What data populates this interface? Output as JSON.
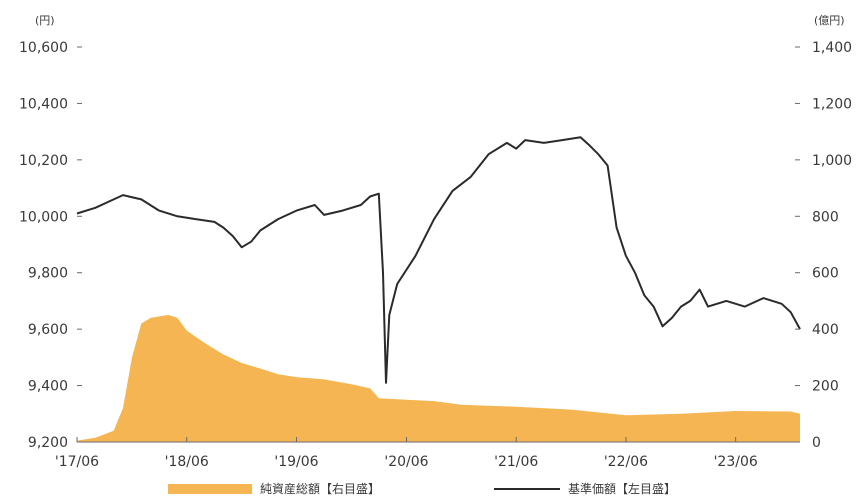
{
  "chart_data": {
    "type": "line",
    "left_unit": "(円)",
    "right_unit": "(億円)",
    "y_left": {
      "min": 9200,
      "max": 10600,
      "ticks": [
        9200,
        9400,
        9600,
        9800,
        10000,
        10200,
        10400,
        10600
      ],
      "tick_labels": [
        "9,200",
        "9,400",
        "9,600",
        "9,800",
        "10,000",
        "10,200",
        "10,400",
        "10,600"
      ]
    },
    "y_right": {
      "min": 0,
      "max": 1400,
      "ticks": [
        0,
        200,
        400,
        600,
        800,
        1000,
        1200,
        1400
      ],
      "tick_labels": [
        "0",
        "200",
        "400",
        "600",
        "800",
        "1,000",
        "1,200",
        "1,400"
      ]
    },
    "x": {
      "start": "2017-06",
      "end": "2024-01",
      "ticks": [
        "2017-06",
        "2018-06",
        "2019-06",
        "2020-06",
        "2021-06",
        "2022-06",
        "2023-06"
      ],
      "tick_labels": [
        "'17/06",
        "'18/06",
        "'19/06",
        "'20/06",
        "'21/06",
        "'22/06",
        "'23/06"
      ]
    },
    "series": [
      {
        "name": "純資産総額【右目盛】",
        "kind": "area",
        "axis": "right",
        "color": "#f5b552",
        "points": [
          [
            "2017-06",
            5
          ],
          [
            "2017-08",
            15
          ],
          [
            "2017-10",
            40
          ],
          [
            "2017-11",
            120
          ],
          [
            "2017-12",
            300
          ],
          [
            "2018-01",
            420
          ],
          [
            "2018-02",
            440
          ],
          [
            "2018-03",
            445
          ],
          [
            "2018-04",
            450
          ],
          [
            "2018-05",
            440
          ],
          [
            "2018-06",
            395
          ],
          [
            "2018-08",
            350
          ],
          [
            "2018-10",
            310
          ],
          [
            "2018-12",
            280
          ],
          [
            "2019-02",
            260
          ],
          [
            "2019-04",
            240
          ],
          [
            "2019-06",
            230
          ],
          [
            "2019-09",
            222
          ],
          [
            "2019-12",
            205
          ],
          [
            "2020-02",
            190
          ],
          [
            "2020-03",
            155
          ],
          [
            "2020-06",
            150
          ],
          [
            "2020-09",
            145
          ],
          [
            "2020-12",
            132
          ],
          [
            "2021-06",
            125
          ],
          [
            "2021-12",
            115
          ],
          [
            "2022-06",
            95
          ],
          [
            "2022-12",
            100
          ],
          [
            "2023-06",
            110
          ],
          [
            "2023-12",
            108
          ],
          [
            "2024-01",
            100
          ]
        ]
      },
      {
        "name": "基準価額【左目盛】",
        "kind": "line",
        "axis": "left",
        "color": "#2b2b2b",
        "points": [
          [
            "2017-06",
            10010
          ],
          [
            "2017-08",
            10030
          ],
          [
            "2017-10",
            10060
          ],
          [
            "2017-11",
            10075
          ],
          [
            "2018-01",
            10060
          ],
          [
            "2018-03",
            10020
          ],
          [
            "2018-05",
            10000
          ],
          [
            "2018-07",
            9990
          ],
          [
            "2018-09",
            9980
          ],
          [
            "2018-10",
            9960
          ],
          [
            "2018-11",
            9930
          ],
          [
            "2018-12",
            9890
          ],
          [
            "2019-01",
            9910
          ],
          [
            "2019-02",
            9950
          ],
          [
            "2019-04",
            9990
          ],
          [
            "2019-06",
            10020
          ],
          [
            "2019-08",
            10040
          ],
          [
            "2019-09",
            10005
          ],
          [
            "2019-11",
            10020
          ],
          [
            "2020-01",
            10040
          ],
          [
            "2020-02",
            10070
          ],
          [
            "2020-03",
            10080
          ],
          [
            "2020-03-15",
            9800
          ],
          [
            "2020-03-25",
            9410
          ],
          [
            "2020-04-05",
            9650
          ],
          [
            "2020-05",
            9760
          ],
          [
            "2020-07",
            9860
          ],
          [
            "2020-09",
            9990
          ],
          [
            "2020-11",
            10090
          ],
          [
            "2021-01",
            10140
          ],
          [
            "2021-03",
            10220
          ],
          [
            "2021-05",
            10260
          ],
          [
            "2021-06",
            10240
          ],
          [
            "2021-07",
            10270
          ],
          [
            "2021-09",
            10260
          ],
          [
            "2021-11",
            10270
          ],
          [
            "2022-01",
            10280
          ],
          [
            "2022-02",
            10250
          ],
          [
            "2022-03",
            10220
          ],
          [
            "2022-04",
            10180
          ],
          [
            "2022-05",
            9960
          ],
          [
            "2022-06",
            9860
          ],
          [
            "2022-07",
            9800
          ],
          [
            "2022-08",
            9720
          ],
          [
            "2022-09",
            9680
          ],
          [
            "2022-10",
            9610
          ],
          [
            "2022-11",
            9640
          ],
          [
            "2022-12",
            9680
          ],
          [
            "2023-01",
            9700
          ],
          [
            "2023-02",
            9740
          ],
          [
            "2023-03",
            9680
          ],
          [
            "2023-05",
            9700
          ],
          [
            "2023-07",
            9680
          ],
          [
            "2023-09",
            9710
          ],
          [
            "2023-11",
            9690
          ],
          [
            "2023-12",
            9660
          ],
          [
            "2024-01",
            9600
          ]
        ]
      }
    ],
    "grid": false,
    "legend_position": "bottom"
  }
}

* * *

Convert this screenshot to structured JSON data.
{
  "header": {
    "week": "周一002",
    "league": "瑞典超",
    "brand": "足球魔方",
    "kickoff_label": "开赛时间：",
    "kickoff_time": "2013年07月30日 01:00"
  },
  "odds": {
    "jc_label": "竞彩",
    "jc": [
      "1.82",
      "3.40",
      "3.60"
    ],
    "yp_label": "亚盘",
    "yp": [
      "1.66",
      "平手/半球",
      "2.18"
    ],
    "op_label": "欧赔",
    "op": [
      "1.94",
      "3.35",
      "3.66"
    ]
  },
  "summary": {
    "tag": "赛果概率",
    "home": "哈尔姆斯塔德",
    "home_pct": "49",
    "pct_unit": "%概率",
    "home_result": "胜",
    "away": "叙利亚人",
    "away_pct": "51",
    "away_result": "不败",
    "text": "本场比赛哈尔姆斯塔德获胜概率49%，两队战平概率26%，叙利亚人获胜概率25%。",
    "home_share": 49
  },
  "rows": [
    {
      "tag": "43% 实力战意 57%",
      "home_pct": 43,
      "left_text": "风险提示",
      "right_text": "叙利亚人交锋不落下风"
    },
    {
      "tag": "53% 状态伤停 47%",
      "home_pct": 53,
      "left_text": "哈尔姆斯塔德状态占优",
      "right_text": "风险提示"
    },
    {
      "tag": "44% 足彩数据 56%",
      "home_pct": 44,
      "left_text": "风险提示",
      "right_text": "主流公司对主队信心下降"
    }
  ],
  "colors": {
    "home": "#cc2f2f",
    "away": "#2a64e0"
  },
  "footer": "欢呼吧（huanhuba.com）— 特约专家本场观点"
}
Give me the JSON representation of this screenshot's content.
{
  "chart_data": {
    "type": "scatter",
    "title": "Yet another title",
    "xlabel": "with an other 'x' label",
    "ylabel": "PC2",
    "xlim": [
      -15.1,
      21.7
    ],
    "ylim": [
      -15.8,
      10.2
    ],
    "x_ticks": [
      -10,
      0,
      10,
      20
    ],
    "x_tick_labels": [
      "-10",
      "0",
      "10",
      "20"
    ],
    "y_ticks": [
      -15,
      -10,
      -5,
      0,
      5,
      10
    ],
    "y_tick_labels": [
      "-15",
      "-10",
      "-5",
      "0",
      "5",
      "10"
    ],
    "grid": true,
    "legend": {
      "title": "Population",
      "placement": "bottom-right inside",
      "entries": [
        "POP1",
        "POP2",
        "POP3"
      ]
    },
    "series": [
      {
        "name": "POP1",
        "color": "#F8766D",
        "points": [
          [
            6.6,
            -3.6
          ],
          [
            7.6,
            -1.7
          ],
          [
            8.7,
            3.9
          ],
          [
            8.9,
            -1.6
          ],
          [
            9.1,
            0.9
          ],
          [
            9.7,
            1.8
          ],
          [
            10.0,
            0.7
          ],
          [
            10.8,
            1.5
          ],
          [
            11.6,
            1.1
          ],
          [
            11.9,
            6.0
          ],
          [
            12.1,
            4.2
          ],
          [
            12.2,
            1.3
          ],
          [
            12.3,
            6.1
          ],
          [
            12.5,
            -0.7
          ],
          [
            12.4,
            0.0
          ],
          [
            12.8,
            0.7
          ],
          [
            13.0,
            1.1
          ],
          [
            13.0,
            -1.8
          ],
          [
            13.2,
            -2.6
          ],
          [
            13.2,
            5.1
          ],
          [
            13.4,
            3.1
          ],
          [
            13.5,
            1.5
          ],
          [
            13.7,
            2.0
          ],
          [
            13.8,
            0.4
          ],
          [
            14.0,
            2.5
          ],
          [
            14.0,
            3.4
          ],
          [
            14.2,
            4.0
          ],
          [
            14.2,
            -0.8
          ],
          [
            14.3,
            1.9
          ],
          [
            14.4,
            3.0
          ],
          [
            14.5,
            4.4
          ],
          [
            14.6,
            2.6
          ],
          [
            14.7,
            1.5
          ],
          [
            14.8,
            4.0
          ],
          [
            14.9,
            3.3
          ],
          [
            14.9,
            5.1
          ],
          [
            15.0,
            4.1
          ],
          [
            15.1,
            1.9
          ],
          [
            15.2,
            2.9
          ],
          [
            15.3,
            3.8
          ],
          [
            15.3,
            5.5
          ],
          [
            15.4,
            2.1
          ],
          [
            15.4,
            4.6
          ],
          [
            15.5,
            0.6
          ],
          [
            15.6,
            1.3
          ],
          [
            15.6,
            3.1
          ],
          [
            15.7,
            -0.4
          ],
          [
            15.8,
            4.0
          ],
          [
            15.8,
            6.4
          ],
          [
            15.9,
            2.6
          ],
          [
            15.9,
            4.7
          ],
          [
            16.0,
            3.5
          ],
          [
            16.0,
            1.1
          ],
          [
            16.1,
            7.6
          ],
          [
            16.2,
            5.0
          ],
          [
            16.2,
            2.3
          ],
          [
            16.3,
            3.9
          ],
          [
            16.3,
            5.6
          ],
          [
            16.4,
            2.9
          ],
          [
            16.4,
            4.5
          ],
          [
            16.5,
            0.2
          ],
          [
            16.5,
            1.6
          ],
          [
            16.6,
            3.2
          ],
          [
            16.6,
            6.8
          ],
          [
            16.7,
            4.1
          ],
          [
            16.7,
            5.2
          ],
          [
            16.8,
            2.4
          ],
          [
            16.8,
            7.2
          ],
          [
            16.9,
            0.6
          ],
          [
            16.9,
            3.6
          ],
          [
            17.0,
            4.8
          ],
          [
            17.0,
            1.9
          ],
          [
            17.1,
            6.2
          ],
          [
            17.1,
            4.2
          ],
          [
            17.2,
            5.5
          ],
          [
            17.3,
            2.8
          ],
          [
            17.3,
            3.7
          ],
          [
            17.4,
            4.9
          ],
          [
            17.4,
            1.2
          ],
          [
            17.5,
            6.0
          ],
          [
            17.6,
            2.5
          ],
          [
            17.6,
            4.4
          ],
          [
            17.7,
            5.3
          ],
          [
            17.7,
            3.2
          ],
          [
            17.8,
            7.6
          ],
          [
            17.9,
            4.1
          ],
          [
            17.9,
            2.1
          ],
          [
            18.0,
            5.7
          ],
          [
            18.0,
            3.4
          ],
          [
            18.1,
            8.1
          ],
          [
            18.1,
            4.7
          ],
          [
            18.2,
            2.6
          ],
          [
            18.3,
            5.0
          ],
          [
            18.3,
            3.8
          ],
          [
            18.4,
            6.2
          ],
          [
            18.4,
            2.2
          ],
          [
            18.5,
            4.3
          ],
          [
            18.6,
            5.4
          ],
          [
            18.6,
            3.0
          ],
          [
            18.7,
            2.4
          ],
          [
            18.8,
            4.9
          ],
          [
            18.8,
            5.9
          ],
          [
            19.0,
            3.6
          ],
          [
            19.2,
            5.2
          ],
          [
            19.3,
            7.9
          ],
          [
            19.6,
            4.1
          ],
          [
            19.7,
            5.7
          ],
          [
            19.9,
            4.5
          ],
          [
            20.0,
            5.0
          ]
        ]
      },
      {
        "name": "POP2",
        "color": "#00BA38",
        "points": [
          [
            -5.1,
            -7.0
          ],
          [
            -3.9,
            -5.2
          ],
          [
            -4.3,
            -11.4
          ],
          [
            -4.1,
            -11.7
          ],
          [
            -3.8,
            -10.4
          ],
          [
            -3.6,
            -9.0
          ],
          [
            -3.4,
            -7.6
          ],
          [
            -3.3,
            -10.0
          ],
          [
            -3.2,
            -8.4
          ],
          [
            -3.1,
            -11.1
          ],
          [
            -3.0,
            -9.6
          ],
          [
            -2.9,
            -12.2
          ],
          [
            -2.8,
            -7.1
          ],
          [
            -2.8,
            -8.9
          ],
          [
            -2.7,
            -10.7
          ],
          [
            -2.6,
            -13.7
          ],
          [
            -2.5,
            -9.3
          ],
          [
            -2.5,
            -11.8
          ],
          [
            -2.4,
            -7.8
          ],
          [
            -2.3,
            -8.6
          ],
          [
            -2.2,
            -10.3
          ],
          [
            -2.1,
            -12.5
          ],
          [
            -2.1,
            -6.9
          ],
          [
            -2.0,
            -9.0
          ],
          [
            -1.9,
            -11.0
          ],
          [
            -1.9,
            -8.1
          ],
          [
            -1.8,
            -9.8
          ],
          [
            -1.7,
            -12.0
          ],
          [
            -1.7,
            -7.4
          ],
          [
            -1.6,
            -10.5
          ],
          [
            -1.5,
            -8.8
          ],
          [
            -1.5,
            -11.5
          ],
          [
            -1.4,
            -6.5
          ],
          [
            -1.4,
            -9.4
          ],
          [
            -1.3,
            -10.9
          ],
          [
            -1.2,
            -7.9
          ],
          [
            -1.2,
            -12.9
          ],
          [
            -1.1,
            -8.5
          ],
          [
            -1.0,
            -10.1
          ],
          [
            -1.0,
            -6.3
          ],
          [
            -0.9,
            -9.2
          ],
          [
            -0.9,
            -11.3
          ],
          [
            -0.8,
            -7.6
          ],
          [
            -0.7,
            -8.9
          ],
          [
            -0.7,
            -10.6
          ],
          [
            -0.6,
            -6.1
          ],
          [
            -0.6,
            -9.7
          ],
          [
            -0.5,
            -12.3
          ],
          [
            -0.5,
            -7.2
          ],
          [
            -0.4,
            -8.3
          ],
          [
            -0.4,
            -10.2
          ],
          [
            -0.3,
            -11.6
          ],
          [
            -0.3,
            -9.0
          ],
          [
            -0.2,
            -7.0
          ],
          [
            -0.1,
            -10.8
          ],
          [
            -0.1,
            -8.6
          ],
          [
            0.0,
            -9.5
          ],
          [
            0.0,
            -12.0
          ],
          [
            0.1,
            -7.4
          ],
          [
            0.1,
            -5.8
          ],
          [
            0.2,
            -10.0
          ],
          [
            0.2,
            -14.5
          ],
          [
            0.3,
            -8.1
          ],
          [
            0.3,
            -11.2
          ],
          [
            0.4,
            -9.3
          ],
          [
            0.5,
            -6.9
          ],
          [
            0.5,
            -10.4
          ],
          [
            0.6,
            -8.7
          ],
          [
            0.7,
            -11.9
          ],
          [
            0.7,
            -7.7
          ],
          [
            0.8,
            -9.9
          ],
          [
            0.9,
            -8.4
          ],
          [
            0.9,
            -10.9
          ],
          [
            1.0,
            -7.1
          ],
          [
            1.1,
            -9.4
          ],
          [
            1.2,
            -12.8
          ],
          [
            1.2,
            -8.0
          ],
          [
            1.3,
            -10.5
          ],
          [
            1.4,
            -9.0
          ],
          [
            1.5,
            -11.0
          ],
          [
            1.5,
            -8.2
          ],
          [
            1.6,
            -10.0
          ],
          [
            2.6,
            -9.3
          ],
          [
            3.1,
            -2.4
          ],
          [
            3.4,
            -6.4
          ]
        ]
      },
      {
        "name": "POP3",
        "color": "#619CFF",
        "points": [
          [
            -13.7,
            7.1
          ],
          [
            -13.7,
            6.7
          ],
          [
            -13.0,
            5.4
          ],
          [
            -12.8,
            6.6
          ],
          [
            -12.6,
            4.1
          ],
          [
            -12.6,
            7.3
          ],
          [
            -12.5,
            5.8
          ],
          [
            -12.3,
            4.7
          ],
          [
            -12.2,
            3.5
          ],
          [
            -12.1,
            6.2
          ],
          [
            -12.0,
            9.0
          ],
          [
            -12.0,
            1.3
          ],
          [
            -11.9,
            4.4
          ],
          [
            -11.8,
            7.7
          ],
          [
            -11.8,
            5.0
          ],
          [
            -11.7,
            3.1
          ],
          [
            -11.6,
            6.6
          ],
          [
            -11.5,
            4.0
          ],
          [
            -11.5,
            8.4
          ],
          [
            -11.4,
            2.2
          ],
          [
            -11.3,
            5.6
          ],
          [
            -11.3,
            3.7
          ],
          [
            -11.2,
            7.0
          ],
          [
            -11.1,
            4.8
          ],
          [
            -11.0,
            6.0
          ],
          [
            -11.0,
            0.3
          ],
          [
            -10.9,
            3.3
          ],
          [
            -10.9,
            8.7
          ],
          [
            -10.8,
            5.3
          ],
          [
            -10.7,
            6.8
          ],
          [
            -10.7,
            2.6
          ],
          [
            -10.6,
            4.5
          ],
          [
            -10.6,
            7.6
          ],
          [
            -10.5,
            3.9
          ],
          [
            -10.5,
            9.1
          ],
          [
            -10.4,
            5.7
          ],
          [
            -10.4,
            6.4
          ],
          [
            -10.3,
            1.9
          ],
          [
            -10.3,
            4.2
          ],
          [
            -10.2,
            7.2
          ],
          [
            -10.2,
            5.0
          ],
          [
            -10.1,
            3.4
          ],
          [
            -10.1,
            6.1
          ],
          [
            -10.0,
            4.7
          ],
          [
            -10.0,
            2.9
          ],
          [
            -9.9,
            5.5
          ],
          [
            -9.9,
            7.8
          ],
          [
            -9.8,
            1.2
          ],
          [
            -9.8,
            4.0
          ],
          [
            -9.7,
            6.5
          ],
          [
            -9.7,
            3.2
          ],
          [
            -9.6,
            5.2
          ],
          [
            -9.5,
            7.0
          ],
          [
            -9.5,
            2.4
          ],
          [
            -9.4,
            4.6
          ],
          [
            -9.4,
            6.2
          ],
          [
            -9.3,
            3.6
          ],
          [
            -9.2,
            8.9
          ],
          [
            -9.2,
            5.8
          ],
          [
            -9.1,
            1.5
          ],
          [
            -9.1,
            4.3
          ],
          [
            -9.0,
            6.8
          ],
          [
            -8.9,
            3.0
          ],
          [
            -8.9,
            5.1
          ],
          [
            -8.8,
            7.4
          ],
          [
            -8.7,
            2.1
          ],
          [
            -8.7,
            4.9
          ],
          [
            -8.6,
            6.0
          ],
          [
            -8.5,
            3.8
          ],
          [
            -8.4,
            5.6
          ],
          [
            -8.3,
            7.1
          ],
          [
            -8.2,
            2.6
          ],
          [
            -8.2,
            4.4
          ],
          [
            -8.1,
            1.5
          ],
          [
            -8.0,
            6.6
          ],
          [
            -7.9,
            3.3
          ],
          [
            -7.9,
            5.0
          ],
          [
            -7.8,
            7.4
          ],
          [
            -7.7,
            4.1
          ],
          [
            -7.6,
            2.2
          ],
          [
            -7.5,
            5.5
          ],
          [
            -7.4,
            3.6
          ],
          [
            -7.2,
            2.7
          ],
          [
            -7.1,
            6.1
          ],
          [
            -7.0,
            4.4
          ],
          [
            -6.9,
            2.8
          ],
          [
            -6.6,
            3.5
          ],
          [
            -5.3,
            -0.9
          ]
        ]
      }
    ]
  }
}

## Exercise aim
Return the lines of the records that include the string "JSON".

## Solved problem
What data populates this interface? Output as JSON.
Convert this screenshot to structured JSON data.
Give me the JSON representation of this screenshot's content.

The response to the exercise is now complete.